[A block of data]
=======
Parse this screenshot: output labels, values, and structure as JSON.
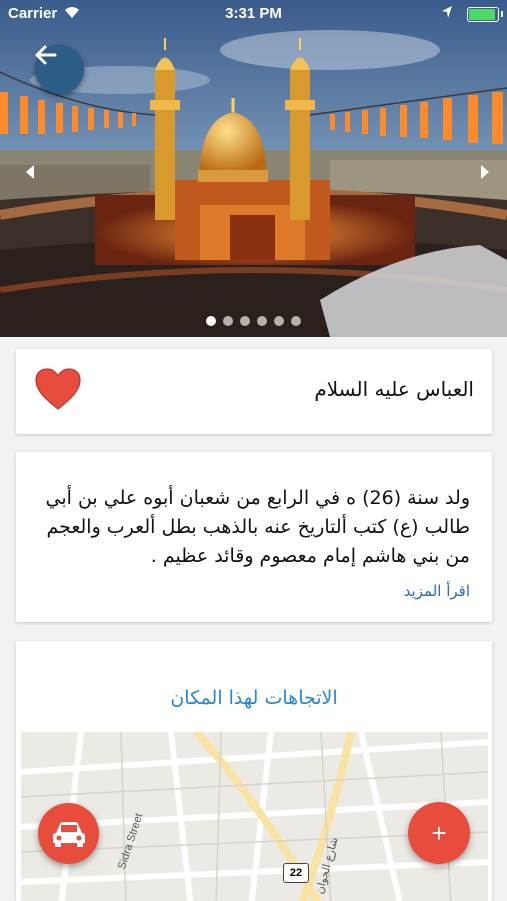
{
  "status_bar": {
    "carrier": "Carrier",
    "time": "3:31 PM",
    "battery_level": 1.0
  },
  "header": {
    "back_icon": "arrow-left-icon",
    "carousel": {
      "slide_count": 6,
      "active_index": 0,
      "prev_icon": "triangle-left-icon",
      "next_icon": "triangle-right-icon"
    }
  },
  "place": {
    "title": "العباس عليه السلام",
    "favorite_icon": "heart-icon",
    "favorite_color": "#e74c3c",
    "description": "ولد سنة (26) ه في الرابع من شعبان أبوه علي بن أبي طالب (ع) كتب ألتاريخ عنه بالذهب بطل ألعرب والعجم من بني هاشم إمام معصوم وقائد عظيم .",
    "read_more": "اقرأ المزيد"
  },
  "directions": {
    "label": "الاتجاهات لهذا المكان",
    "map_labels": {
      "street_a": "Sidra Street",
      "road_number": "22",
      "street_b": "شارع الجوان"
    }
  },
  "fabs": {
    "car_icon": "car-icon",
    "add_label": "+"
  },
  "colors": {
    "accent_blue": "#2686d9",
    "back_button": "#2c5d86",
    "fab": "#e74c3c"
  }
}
=======
Drop the pictures and reproduce the rest of the entries above exactly.

Parse this screenshot: output labels, values, and structure as JSON.
{
  "status_bar": {
    "carrier": "Carrier",
    "time": "3:31 PM",
    "battery_level": 1.0
  },
  "header": {
    "back_icon": "arrow-left-icon",
    "carousel": {
      "slide_count": 6,
      "active_index": 0,
      "prev_icon": "triangle-left-icon",
      "next_icon": "triangle-right-icon"
    }
  },
  "place": {
    "title": "العباس عليه السلام",
    "favorite_icon": "heart-icon",
    "favorite_color": "#e74c3c",
    "description": "ولد سنة (26) ه في الرابع من شعبان أبوه علي بن أبي طالب (ع) كتب ألتاريخ عنه بالذهب بطل ألعرب والعجم من بني هاشم إمام معصوم وقائد عظيم .",
    "read_more": "اقرأ المزيد"
  },
  "directions": {
    "label": "الاتجاهات لهذا المكان",
    "map_labels": {
      "street_a": "Sidra Street",
      "road_number": "22",
      "street_b": "شارع الجوان"
    }
  },
  "fabs": {
    "car_icon": "car-icon",
    "add_label": "+"
  },
  "colors": {
    "accent_blue": "#2686d9",
    "back_button": "#2c5d86",
    "fab": "#e74c3c"
  }
}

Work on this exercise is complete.